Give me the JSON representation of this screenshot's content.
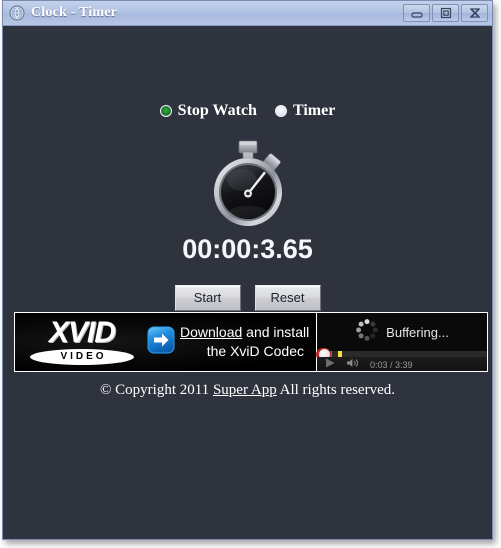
{
  "window": {
    "title": "Clock - Timer",
    "icon": "globe-icon",
    "controls": {
      "minimize": "minimize",
      "maximize": "maximize",
      "close": "close"
    },
    "colors": {
      "titlebar": "#b0c1e2",
      "client_background": "#2f333d",
      "frame_border": "#7b8ab0",
      "accent_green": "#2faa3f",
      "scrubber_red": "#c0231f"
    }
  },
  "modes": {
    "options": [
      {
        "label": "Stop Watch",
        "selected": true
      },
      {
        "label": "Timer",
        "selected": false
      }
    ],
    "stopwatch_label": "Stop Watch",
    "timer_label": "Timer"
  },
  "stopwatch": {
    "icon": "stopwatch-icon",
    "time": "00:00:3.65"
  },
  "buttons": {
    "start": "Start",
    "reset": "Reset"
  },
  "advertisement": {
    "brand": {
      "word": "XVID",
      "subtitle": "VIDEO"
    },
    "arrow_icon": "blue-arrow-icon",
    "link_text": "Download",
    "text_after_link": " and install",
    "line2": "the XviD Codec",
    "video": {
      "status": "Buffering...",
      "spinner_icon": "loading-spinner-icon",
      "play_icon": "play-icon",
      "volume_icon": "volume-icon",
      "current_time": "0:03",
      "separator": " / ",
      "total_time": "3:39",
      "timecode": "0:03 / 3:39"
    }
  },
  "footer": {
    "prefix": "© Copyright 2011 ",
    "link": "Super App",
    "suffix": " All rights reserved."
  }
}
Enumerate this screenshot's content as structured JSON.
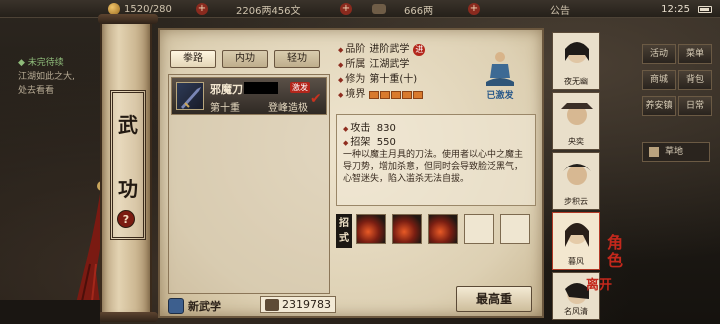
{
  "topbar": {
    "currency1": "1520/280",
    "currency2": "2206两456文",
    "currency3": "666两",
    "announce": "公告",
    "time": "12:25"
  },
  "quest": {
    "title": "未完待续",
    "line1": "江湖如此之大,",
    "line2": "处去看看"
  },
  "scroll_title": [
    "武",
    "功"
  ],
  "help_icon": "?",
  "tabs": [
    "拳路",
    "内功",
    "轻功"
  ],
  "skill": {
    "name": "邪魔刀",
    "badge": "激发",
    "level": "第十重",
    "progress": "登峰造极"
  },
  "info": {
    "grade_label": "品阶",
    "grade_value": "进阶武学",
    "evo_icon": "进",
    "school_label": "所属",
    "school_value": "江湖武学",
    "cult_label": "修为",
    "cult_value": "第十重(十)",
    "realm_label": "境界",
    "realm_pips": 5
  },
  "portrait": {
    "label": "已激发"
  },
  "stats": {
    "atk_label": "攻击",
    "atk_value": "830",
    "def_label": "招架",
    "def_value": "550"
  },
  "description": "一种以魔主月具的刀法。使用者以心中之魔主导刀势，增加杀意，但同时会导致脸泛黑气，心智迷失，陷入滥杀无法自拔。",
  "moves": {
    "tag": "招式",
    "filled": 3,
    "empty": 2
  },
  "bottom": {
    "new_skill": "新武学",
    "points": "2319783",
    "max_button": "最高重"
  },
  "characters": [
    {
      "name": "夜无幽"
    },
    {
      "name": "央奕"
    },
    {
      "name": "步积云"
    },
    {
      "name": "暮风"
    },
    {
      "name": "名风清"
    }
  ],
  "menu": {
    "left": [
      "活动",
      "商城",
      "养安镇"
    ],
    "right": [
      "菜单",
      "背包",
      "日常"
    ],
    "map": "草地"
  },
  "side_mark": [
    "角",
    "色"
  ],
  "side_mark2": "离开",
  "colors": {
    "accent": "#b3261b",
    "paper": "#e6dbc2",
    "ink": "#2b2118"
  }
}
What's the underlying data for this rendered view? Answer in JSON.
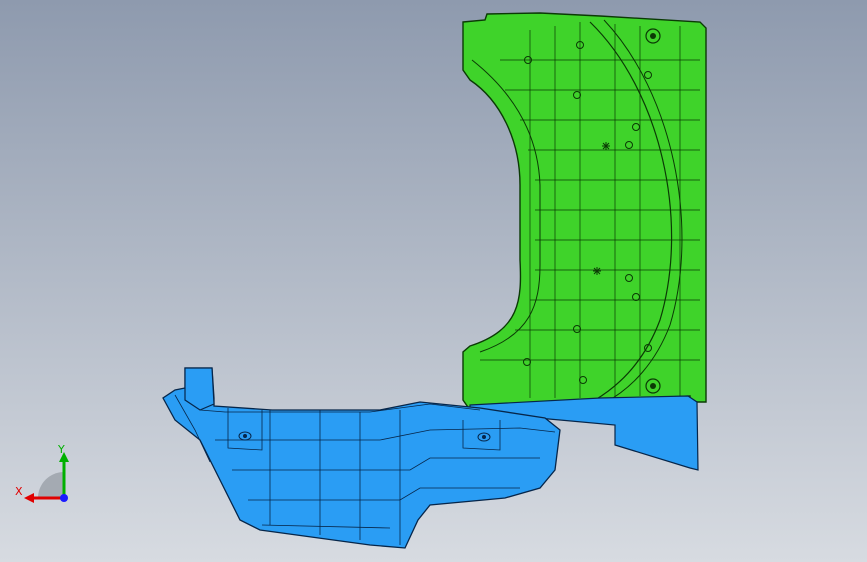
{
  "viewport": {
    "background_top": "#8e9aae",
    "background_bottom": "#d7dbe1"
  },
  "parts": {
    "upper_panel": {
      "color": "#3fd32a",
      "edge_color": "#0b3a05",
      "shape": "curved-wheelhouse-panel"
    },
    "lower_floor": {
      "color": "#2a9df4",
      "edge_color": "#06264a",
      "shape": "floor-tray"
    }
  },
  "triad": {
    "x_label": "X",
    "y_label": "Y",
    "x_color": "#e00000",
    "y_color": "#00b000",
    "z_color": "#1a1aff"
  }
}
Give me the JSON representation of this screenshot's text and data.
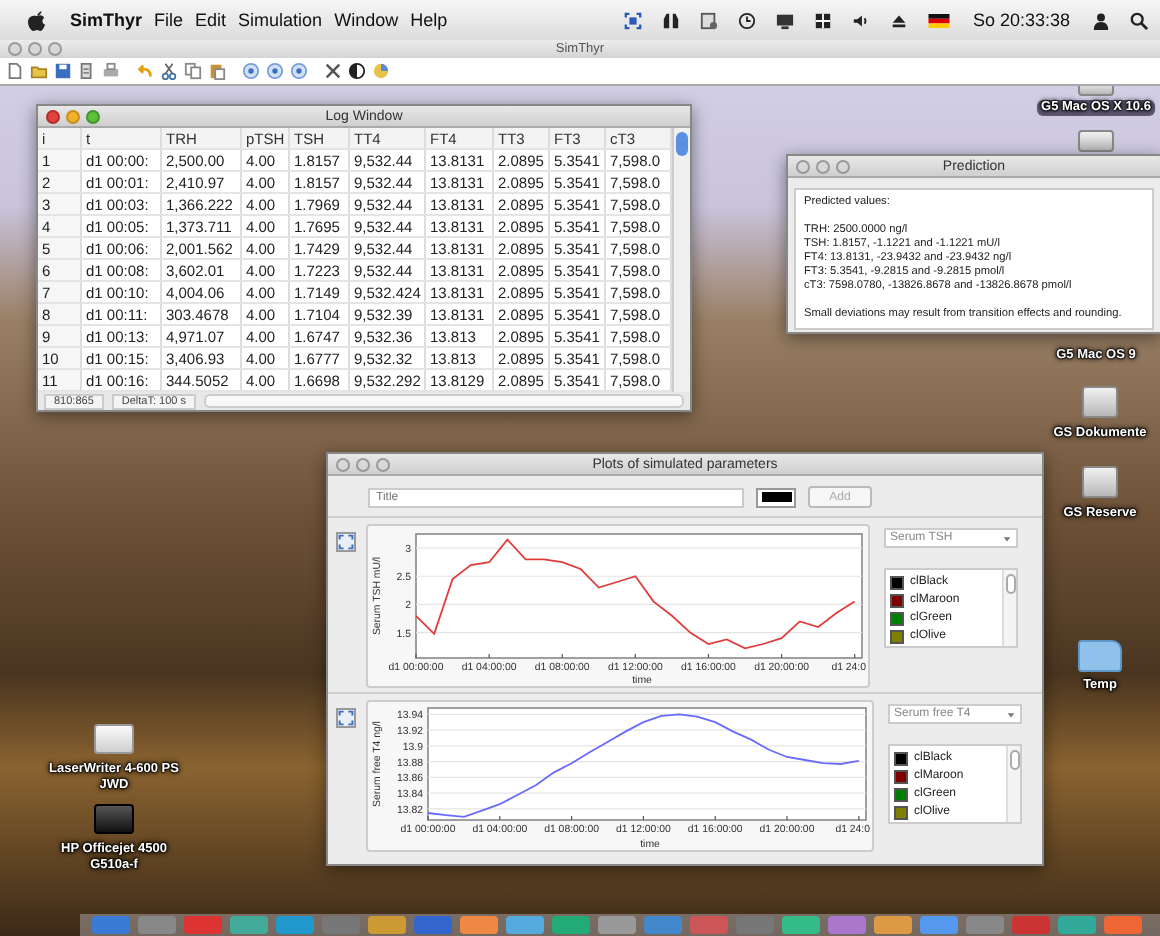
{
  "menu_bar": {
    "app": "SimThyr",
    "items": [
      "File",
      "Edit",
      "Simulation",
      "Window",
      "Help"
    ],
    "clock": "So 20:33:38"
  },
  "app_window": {
    "title": "SimThyr"
  },
  "desktop_items": [
    {
      "kind": "drive",
      "label_lines": [
        "G5 Mac OS X 10.6"
      ]
    },
    {
      "kind": "drive",
      "label_lines": [
        "G5 Mac OS 9"
      ]
    },
    {
      "kind": "drive",
      "label_lines": [
        "GS Dokumente"
      ]
    },
    {
      "kind": "drive",
      "label_lines": [
        "GS Reserve"
      ]
    },
    {
      "kind": "folder",
      "label_lines": [
        "Temp"
      ]
    },
    {
      "kind": "printer",
      "label_lines": [
        "LaserWriter 4-600 PS",
        "JWD"
      ]
    },
    {
      "kind": "printer",
      "label_lines": [
        "HP Officejet 4500",
        "G510a-f"
      ]
    }
  ],
  "log_window": {
    "title": "Log Window",
    "active": true,
    "columns": [
      "i",
      "t",
      "TRH",
      "pTSH",
      "TSH",
      "TT4",
      "FT4",
      "TT3",
      "FT3",
      "cT3"
    ],
    "rows": [
      [
        "1",
        "d1 00:00:",
        "2,500.00",
        "4.00",
        "1.8157",
        "9,532.44",
        "13.8131",
        "2.0895",
        "5.3541",
        "7,598.0"
      ],
      [
        "2",
        "d1 00:01:",
        "2,410.97",
        "4.00",
        "1.8157",
        "9,532.44",
        "13.8131",
        "2.0895",
        "5.3541",
        "7,598.0"
      ],
      [
        "3",
        "d1 00:03:",
        "1,366.222",
        "4.00",
        "1.7969",
        "9,532.44",
        "13.8131",
        "2.0895",
        "5.3541",
        "7,598.0"
      ],
      [
        "4",
        "d1 00:05:",
        "1,373.711",
        "4.00",
        "1.7695",
        "9,532.44",
        "13.8131",
        "2.0895",
        "5.3541",
        "7,598.0"
      ],
      [
        "5",
        "d1 00:06:",
        "2,001.562",
        "4.00",
        "1.7429",
        "9,532.44",
        "13.8131",
        "2.0895",
        "5.3541",
        "7,598.0"
      ],
      [
        "6",
        "d1 00:08:",
        "3,602.01",
        "4.00",
        "1.7223",
        "9,532.44",
        "13.8131",
        "2.0895",
        "5.3541",
        "7,598.0"
      ],
      [
        "7",
        "d1 00:10:",
        "4,004.06",
        "4.00",
        "1.7149",
        "9,532.424",
        "13.8131",
        "2.0895",
        "5.3541",
        "7,598.0"
      ],
      [
        "8",
        "d1 00:11:",
        "303.4678",
        "4.00",
        "1.7104",
        "9,532.39",
        "13.8131",
        "2.0895",
        "5.3541",
        "7,598.0"
      ],
      [
        "9",
        "d1 00:13:",
        "4,971.07",
        "4.00",
        "1.6747",
        "9,532.36",
        "13.813",
        "2.0895",
        "5.3541",
        "7,598.0"
      ],
      [
        "10",
        "d1 00:15:",
        "3,406.93",
        "4.00",
        "1.6777",
        "9,532.32",
        "13.813",
        "2.0895",
        "5.3541",
        "7,598.0"
      ],
      [
        "11",
        "d1 00:16:",
        "344.5052",
        "4.00",
        "1.6698",
        "9,532.292",
        "13.8129",
        "2.0895",
        "5.3541",
        "7,598.0"
      ]
    ],
    "status": [
      "810:865",
      "DeltaT: 100 s"
    ]
  },
  "prediction_window": {
    "title": "Prediction",
    "active": false,
    "heading": "Predicted values:",
    "values": [
      "TRH: 2500.0000 ng/l",
      "TSH: 1.8157, -1.1221 and -1.1221 mU/l",
      "FT4: 13.8131, -23.9432 and -23.9432 ng/l",
      "FT3: 5.3541, -9.2815 and -9.2815 pmol/l",
      "cT3: 7598.0780, -13826.8678 and -13826.8678 pmol/l"
    ],
    "note": "Small deviations may result from transition effects and rounding."
  },
  "plots_window": {
    "title": "Plots of simulated parameters",
    "active": false,
    "title_field": {
      "placeholder": "Title"
    },
    "add_button": {
      "label": "Add",
      "disabled": true
    },
    "panels": [
      {
        "parameter": "Serum TSH",
        "colors": [
          {
            "name": "clBlack",
            "color": "#000000"
          },
          {
            "name": "clMaroon",
            "color": "#800000"
          },
          {
            "name": "clGreen",
            "color": "#008000"
          },
          {
            "name": "clOlive",
            "color": "#808000"
          }
        ],
        "chart_data": {
          "type": "line",
          "xlabel": "time",
          "ylabel": "Serum TSH  mU/l",
          "categories": [
            "d1 00:00:00",
            null,
            null,
            null,
            "d1 04:00:00",
            null,
            null,
            null,
            "d1 08:00:00",
            null,
            null,
            null,
            "d1 12:00:00",
            null,
            null,
            null,
            "d1 16:00:00",
            null,
            null,
            null,
            "d1 20:00:00",
            null,
            null,
            null,
            "d1 24:0"
          ],
          "series": [
            {
              "color": "#e03c3c",
              "values": [
                1.8,
                1.48,
                2.45,
                2.7,
                2.75,
                3.15,
                2.8,
                2.8,
                2.75,
                2.63,
                2.3,
                2.4,
                2.5,
                2.05,
                1.8,
                1.5,
                1.3,
                1.38,
                1.22,
                1.3,
                1.4,
                1.7,
                1.6,
                1.85,
                2.05
              ]
            }
          ],
          "ylim": [
            1.05,
            3.25
          ],
          "grid": true,
          "yticks": [
            1.5,
            2,
            2.5,
            3
          ]
        }
      },
      {
        "parameter": "Serum free T4",
        "colors": [
          {
            "name": "clBlack",
            "color": "#000000"
          },
          {
            "name": "clMaroon",
            "color": "#800000"
          },
          {
            "name": "clGreen",
            "color": "#008000"
          },
          {
            "name": "clOlive",
            "color": "#808000"
          }
        ],
        "chart_data": {
          "type": "line",
          "xlabel": "time",
          "ylabel": "Serum free T4  ng/l",
          "categories": [
            "d1 00:00:00",
            null,
            null,
            null,
            "d1 04:00:00",
            null,
            null,
            null,
            "d1 08:00:00",
            null,
            null,
            null,
            "d1 12:00:00",
            null,
            null,
            null,
            "d1 16:00:00",
            null,
            null,
            null,
            "d1 20:00:00",
            null,
            null,
            null,
            "d1 24:0"
          ],
          "series": [
            {
              "color": "#6a6aff",
              "values": [
                13.815,
                13.812,
                13.81,
                13.818,
                13.826,
                13.838,
                13.85,
                13.866,
                13.878,
                13.892,
                13.905,
                13.918,
                13.93,
                13.938,
                13.94,
                13.937,
                13.93,
                13.918,
                13.908,
                13.895,
                13.886,
                13.882,
                13.878,
                13.877,
                13.881
              ]
            }
          ],
          "ylim": [
            13.806,
            13.948
          ],
          "grid": true,
          "yticks": [
            13.82,
            13.84,
            13.86,
            13.88,
            13.9,
            13.92,
            13.94
          ]
        }
      }
    ]
  }
}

□ □ □ □ □

[GIVEN TASK]: Go over the records above line by line and count those holding the word "screenshot". Reply only with the number.

[WRITTEN REPLY]: 3